### MATERIAL SUPPLIED:

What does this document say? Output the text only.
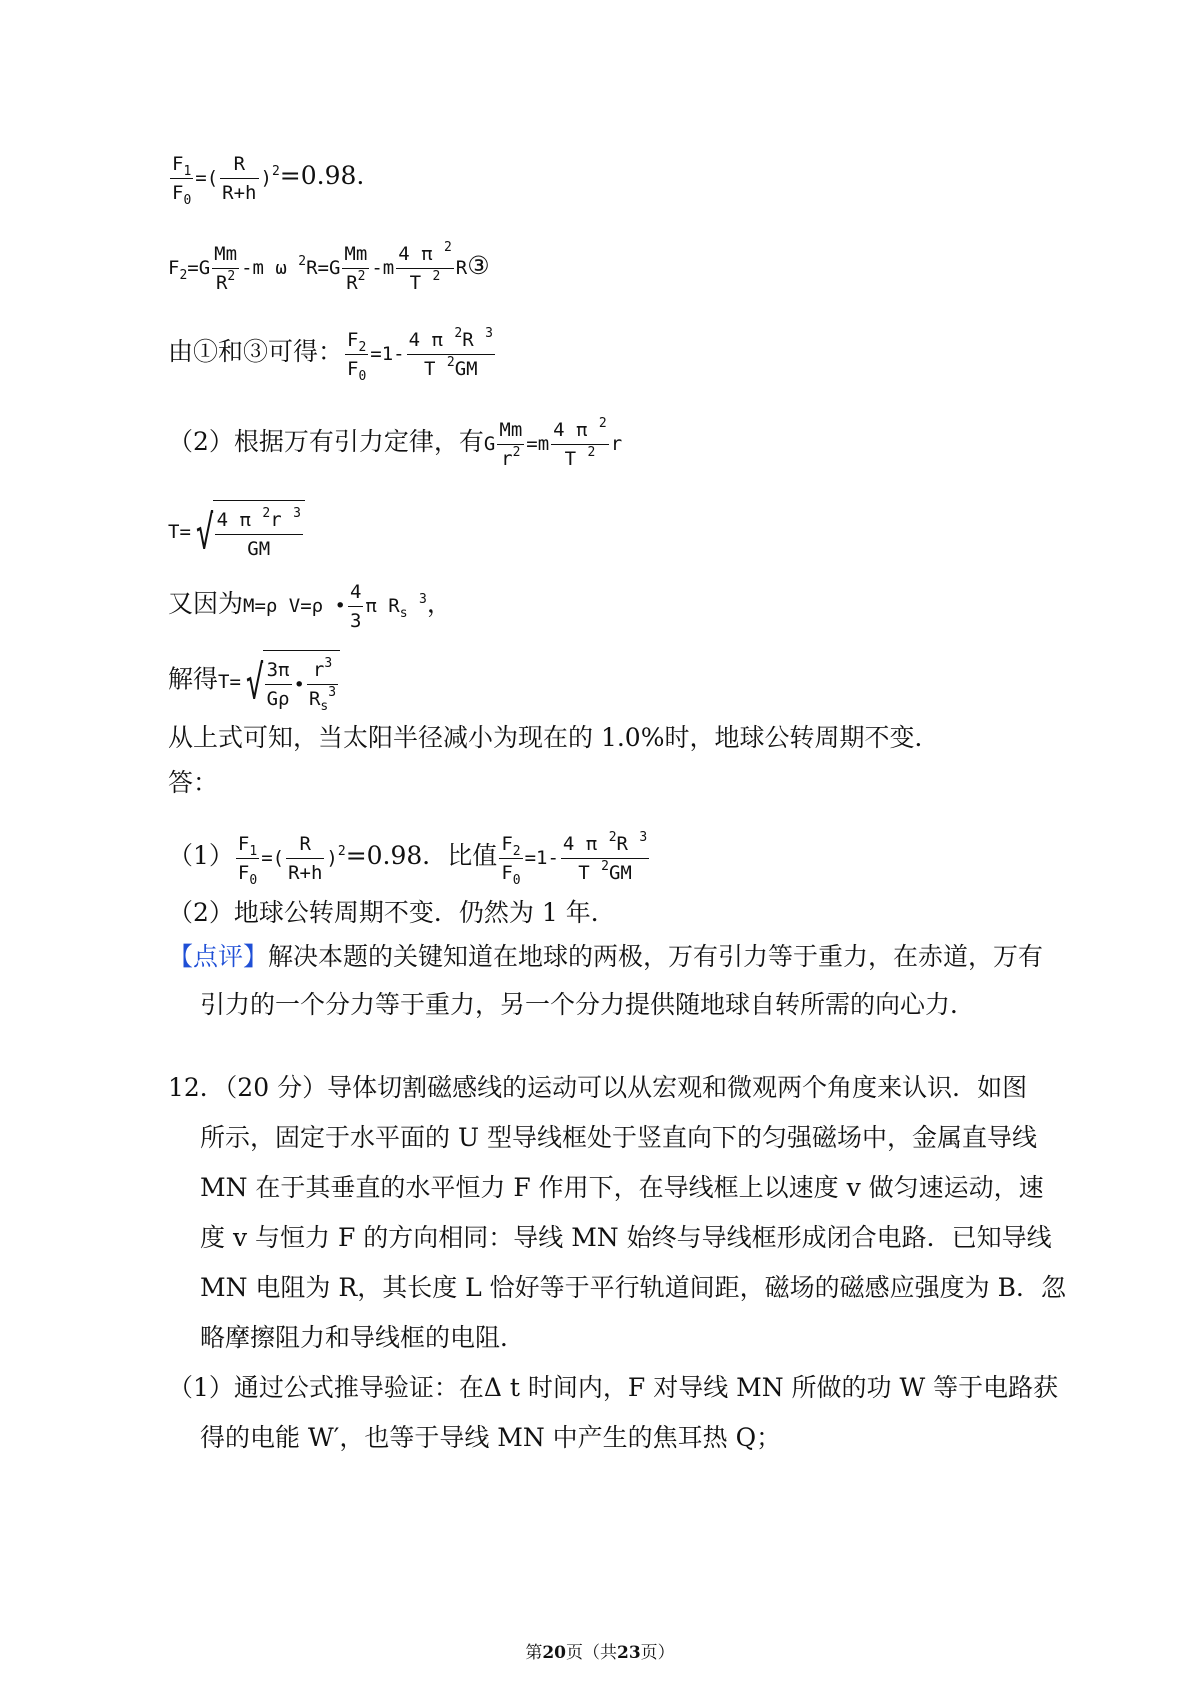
$\frac{F_1}{F_0}$ =( $\frac{R}{R+h} )^2=0.98$.
$F_2=G \frac{Mm}{R^2} -m$ ω $^2R=G \frac{Mm}{R^2} -m \frac{4 \pi ^2}{T ^2}$ R③
由①和③可得： $\frac{F_2}{F_0} =1- \frac{4 \pi ^2R ^3}{T ^2GM}$
（2）根据万有引力定律，有G $\frac{Mm}{r^2} =m \frac{4 \pi ^2}{T ^2}$ r
T= √ $\frac{4 \pi ^2r ^3}{GM}$
又因为M=ρ V=ρ • $\frac{4}{3}$ π $R_s$ $^3$，
解得T= √ $\frac{3\pi}{G\rho}$ • $\frac{r^3}{R_s^3}$
从上式可知，当太阳半径减小为现在的 1.0%时，地球公转周期不变．
答：
$(1) \frac{F_1}{F_0}$ =( $\frac{R}{R+h} )^2=0.98$．比值 $\frac{F_2}{F_0} =1- \frac{4 \pi ^2R ^3}{T ^2GM}$
（2）地球公转周期不变．仍然为 1 年．
【点评】解决本题的关键知道在地球的两极，万有引力等于重力，在赤道，万有
引力的一个分力等于重力，另一个分力提供随地球自转所需的向心力．
12．（20 分）导体切割磁感线的运动可以从宏观和微观两个角度来认识．如图
所示，固定于水平面的 U 型导线框处于竖直向下的匀强磁场中，金属直导线
MN 在于其垂直的水平恒力 F 作用下，在导线框上以速度 v 做匀速运动，速
度 v 与恒力 F 的方向相同：导线 MN 始终与导线框形成闭合电路．已知导线
MN 电阻为 R，其长度 L 恰好等于平行轨道间距，磁场的磁感应强度为 B．忽
略摩擦阻力和导线框的电阻．
（1）通过公式推导验证：在Δ t 时间内，F 对导线 MN 所做的功 W 等于电路获
得的电能 W′，也等于导线 MN 中产生的焦耳热 Q；
第20页（共23页）
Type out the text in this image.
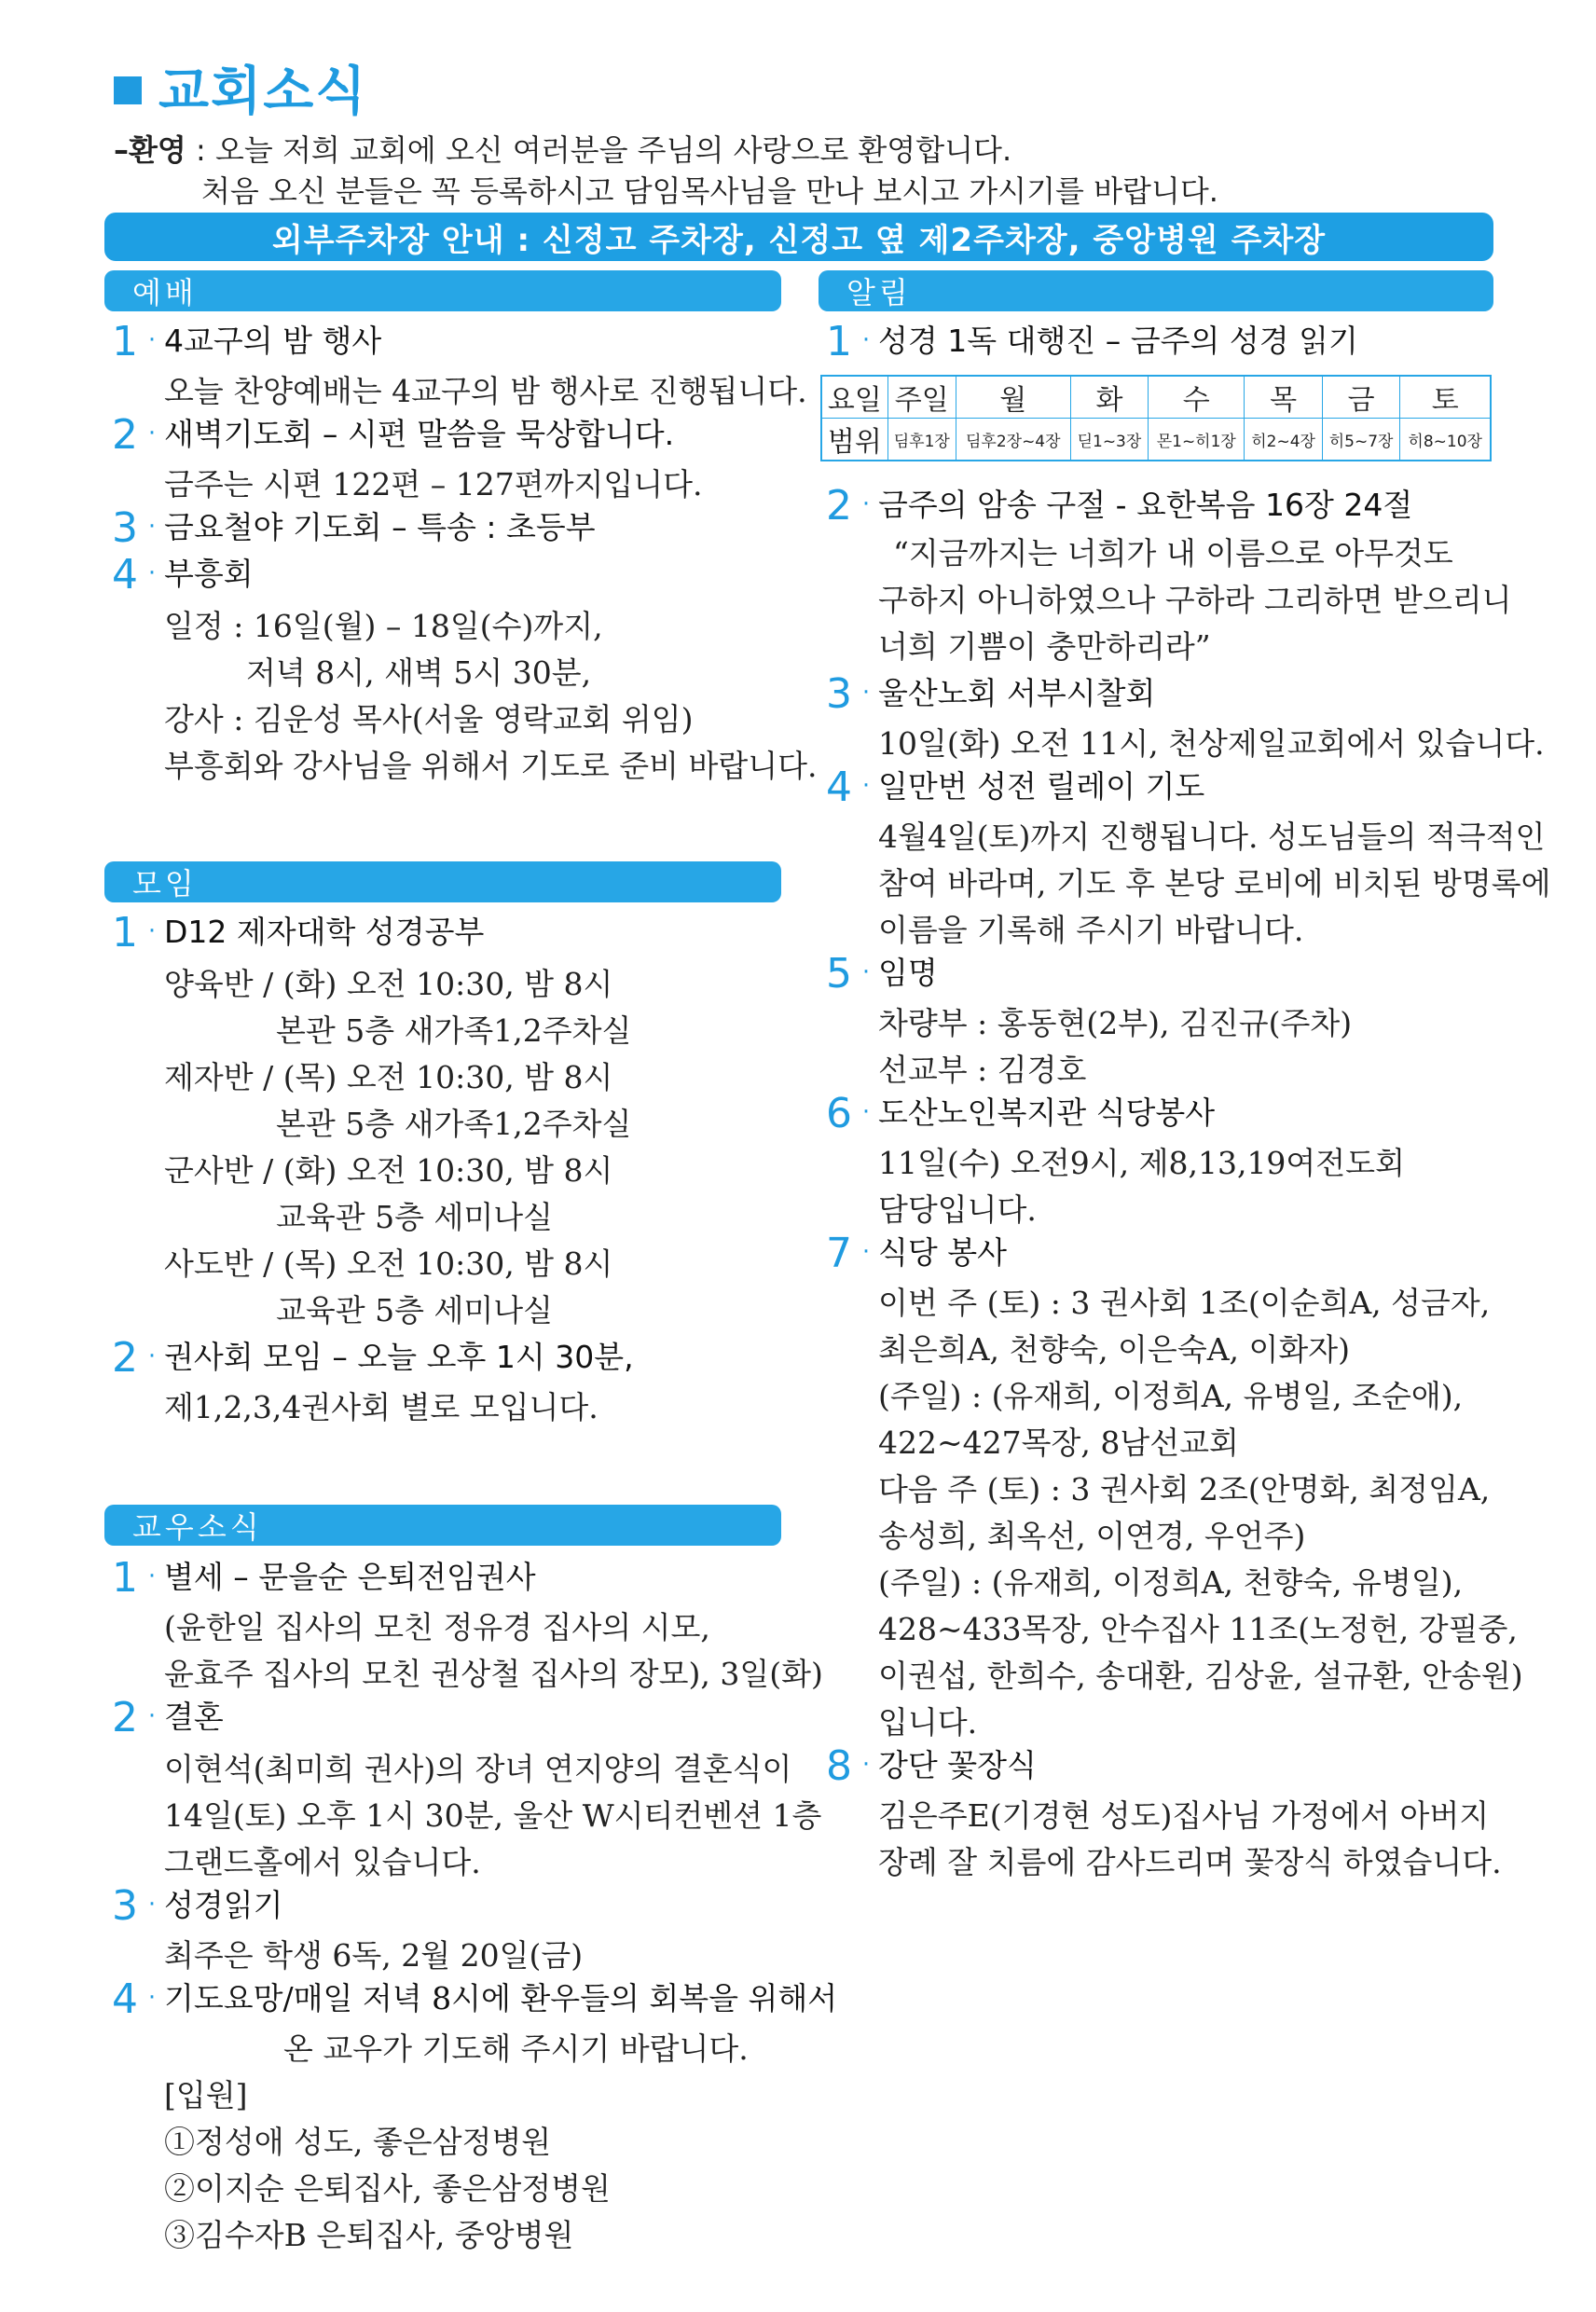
교회소식
–환영 : 오늘 저희 교회에 오신 여러분을 주님의 사랑으로 환영합니다.
처음 오신 분들은 꼭 등록하시고 담임목사님을 만나 보시고 가시기를 바랍니다.
외부주차장 안내 : 신정고 주차장, 신정고 옆 제2주차장, 중앙병원 주차장
예배	알림
모임
교우소식
1 · 4교구의 밤 행사
오늘 찬양예배는 4교구의 밤 행사로 진행됩니다.
2 · 새벽기도회 – 시편 말씀을 묵상합니다.
금주는 시편 122편 – 127편까지입니다.
3 · 금요철야 기도회 – 특송 : 초등부
4 · 부흥회
일정 : 16일(월) – 18일(수)까지,
저녁 8시, 새벽 5시 30분,
강사 : 김운성 목사(서울 영락교회 위임)
부흥회와 강사님을 위해서 기도로 준비 바랍니다.
1 · D12 제자대학 성경공부
양육반 / (화) 오전 10:30, 밤 8시
본관 5층 새가족1,2주차실
제자반 / (목) 오전 10:30, 밤 8시
본관 5층 새가족1,2주차실
군사반 / (화) 오전 10:30, 밤 8시
교육관 5층 세미나실
사도반 / (목) 오전 10:30, 밤 8시
교육관 5층 세미나실
2 · 권사회 모임 – 오늘 오후 1시 30분,
제1,2,3,4권사회 별로 모입니다.
1 · 별세 – 문을순 은퇴전임권사
(윤한일 집사의 모친 정유경 집사의 시모,
윤효주 집사의 모친 권상철 집사의 장모), 3일(화)
2 · 결혼
이현석(최미희 권사)의 장녀 연지양의 결혼식이
14일(토) 오후 1시 30분, 울산 W시티컨벤션 1층
그랜드홀에서 있습니다.
3 · 성경읽기
최주은 학생 6독, 2월 20일(금)
4 · 기도요망/매일 저녁 8시에 환우들의 회복을 위해서
온 교우가 기도해 주시기 바랍니다.
[입원]
①정성애 성도, 좋은삼정병원
②이지순 은퇴집사, 좋은삼정병원
③김수자B 은퇴집사, 중앙병원
1 · 성경 1독 대행진 – 금주의 성경 읽기
요일	주일	월	화	수	목	금	토
범위	딤후1장	딤후2장~4장	딛1~3장	몬1~히1장	히2~4장	히5~7장	히8~10장
2 · 금주의 암송 구절 - 요한복음 16장 24절
“지금까지는 너희가 내 이름으로 아무것도
구하지 아니하였으나 구하라 그리하면 받으리니
너희 기쁨이 충만하리라”
3 · 울산노회 서부시찰회
10일(화) 오전 11시, 천상제일교회에서 있습니다.
4 · 일만번 성전 릴레이 기도
4월4일(토)까지 진행됩니다. 성도님들의 적극적인
참여 바라며, 기도 후 본당 로비에 비치된 방명록에
이름을 기록해 주시기 바랍니다.
5 · 임명
차량부 : 홍동현(2부), 김진규(주차)
선교부 : 김경호
6 · 도산노인복지관 식당봉사
11일(수) 오전9시, 제8,13,19여전도회
담당입니다.
7 · 식당 봉사
이번 주 (토) : 3 권사회 1조(이순희A, 성금자,
최은희A, 천향숙, 이은숙A, 이화자)
(주일) : (유재희, 이정희A, 유병일, 조순애),
422~427목장, 8남선교회
다음 주 (토) : 3 권사회 2조(안명화, 최정임A,
송성희, 최옥선, 이연경, 우언주)
(주일) : (유재희, 이정희A, 천향숙, 유병일),
428~433목장, 안수집사 11조(노정헌, 강필중,
이권섭, 한희수, 송대환, 김상윤, 설규환, 안송원)
입니다.
8 · 강단 꽃장식
김은주E(기경현 성도)집사님 가정에서 아버지
장례 잘 치름에 감사드리며 꽃장식 하였습니다.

### EXERCISE TASK:
Repeat the records above exactly, leaving out any pictures they contain.

### WRITTEN ANSWER:
What does this document say? Output the text only.
$\frac{F_1}{F_0}$ =( $\frac{R}{R+h} )^2=0.98$.
$F_2=G \frac{Mm}{R^2} -m$ ω $^2R=G \frac{Mm}{R^2} -m \frac{4 \pi ^2}{T ^2}$ R③
由①和③可得： $\frac{F_2}{F_0} =1- \frac{4 \pi ^2R ^3}{T ^2GM}$
（2）根据万有引力定律，有G $\frac{Mm}{r^2} =m \frac{4 \pi ^2}{T ^2}$ r
T= √ $\frac{4 \pi ^2r ^3}{GM}$
又因为M=ρ V=ρ • $\frac{4}{3}$ π $R_s$ $^3$，
解得T= √ $\frac{3\pi}{G\rho}$ • $\frac{r^3}{R_s^3}$
从上式可知，当太阳半径减小为现在的 1.0%时，地球公转周期不变．
答：
$(1) \frac{F_1}{F_0}$ =( $\frac{R}{R+h} )^2=0.98$．比值 $\frac{F_2}{F_0} =1- \frac{4 \pi ^2R ^3}{T ^2GM}$
（2）地球公转周期不变．仍然为 1 年．
【点评】解决本题的关键知道在地球的两极，万有引力等于重力，在赤道，万有
引力的一个分力等于重力，另一个分力提供随地球自转所需的向心力．
12．（20 分）导体切割磁感线的运动可以从宏观和微观两个角度来认识．如图
所示，固定于水平面的 U 型导线框处于竖直向下的匀强磁场中，金属直导线
MN 在于其垂直的水平恒力 F 作用下，在导线框上以速度 v 做匀速运动，速
度 v 与恒力 F 的方向相同：导线 MN 始终与导线框形成闭合电路．已知导线
MN 电阻为 R，其长度 L 恰好等于平行轨道间距，磁场的磁感应强度为 B．忽
略摩擦阻力和导线框的电阻．
（1）通过公式推导验证：在Δ t 时间内，F 对导线 MN 所做的功 W 等于电路获
得的电能 W′，也等于导线 MN 中产生的焦耳热 Q；
第20页（共23页）
Type out the text in this image.
교회소식
–환영 : 오늘 저희 교회에 오신 여러분을 주님의 사랑으로 환영합니다.
처음 오신 분들은 꼭 등록하시고 담임목사님을 만나 보시고 가시기를 바랍니다.
외부주차장 안내 : 신정고 주차장, 신정고 옆 제2주차장, 중앙병원 주차장
예배	알림
모임
교우소식
1 · 4교구의 밤 행사
오늘 찬양예배는 4교구의 밤 행사로 진행됩니다.
2 · 새벽기도회 – 시편 말씀을 묵상합니다.
금주는 시편 122편 – 127편까지입니다.
3 · 금요철야 기도회 – 특송 : 초등부
4 · 부흥회
일정 : 16일(월) – 18일(수)까지,
저녁 8시, 새벽 5시 30분,
강사 : 김운성 목사(서울 영락교회 위임)
부흥회와 강사님을 위해서 기도로 준비 바랍니다.
1 · D12 제자대학 성경공부
양육반 / (화) 오전 10:30, 밤 8시
본관 5층 새가족1,2주차실
제자반 / (목) 오전 10:30, 밤 8시
본관 5층 새가족1,2주차실
군사반 / (화) 오전 10:30, 밤 8시
교육관 5층 세미나실
사도반 / (목) 오전 10:30, 밤 8시
교육관 5층 세미나실
2 · 권사회 모임 – 오늘 오후 1시 30분,
제1,2,3,4권사회 별로 모입니다.
1 · 별세 – 문을순 은퇴전임권사
(윤한일 집사의 모친 정유경 집사의 시모,
윤효주 집사의 모친 권상철 집사의 장모), 3일(화)
2 · 결혼
이현석(최미희 권사)의 장녀 연지양의 결혼식이
14일(토) 오후 1시 30분, 울산 W시티컨벤션 1층
그랜드홀에서 있습니다.
3 · 성경읽기
최주은 학생 6독, 2월 20일(금)
4 · 기도요망/매일 저녁 8시에 환우들의 회복을 위해서
온 교우가 기도해 주시기 바랍니다.
[입원]
①정성애 성도, 좋은삼정병원
②이지순 은퇴집사, 좋은삼정병원
③김수자B 은퇴집사, 중앙병원
1 · 성경 1독 대행진 – 금주의 성경 읽기
요일	주일	월	화	수	목	금	토
범위	딤후1장	딤후2장~4장	딛1~3장	몬1~히1장	히2~4장	히5~7장	히8~10장
2 · 금주의 암송 구절 - 요한복음 16장 24절
“지금까지는 너희가 내 이름으로 아무것도
구하지 아니하였으나 구하라 그리하면 받으리니
너희 기쁨이 충만하리라”
3 · 울산노회 서부시찰회
10일(화) 오전 11시, 천상제일교회에서 있습니다.
4 · 일만번 성전 릴레이 기도
4월4일(토)까지 진행됩니다. 성도님들의 적극적인
참여 바라며, 기도 후 본당 로비에 비치된 방명록에
이름을 기록해 주시기 바랍니다.
5 · 임명
차량부 : 홍동현(2부), 김진규(주차)
선교부 : 김경호
6 · 도산노인복지관 식당봉사
11일(수) 오전9시, 제8,13,19여전도회
담당입니다.
7 · 식당 봉사
이번 주 (토) : 3 권사회 1조(이순희A, 성금자,
최은희A, 천향숙, 이은숙A, 이화자)
(주일) : (유재희, 이정희A, 유병일, 조순애),
422~427목장, 8남선교회
다음 주 (토) : 3 권사회 2조(안명화, 최정임A,
송성희, 최옥선, 이연경, 우언주)
(주일) : (유재희, 이정희A, 천향숙, 유병일),
428~433목장, 안수집사 11조(노정헌, 강필중,
이권섭, 한희수, 송대환, 김상윤, 설규환, 안송원)
입니다.
8 · 강단 꽃장식
김은주E(기경현 성도)집사님 가정에서 아버지
장례 잘 치름에 감사드리며 꽃장식 하였습니다.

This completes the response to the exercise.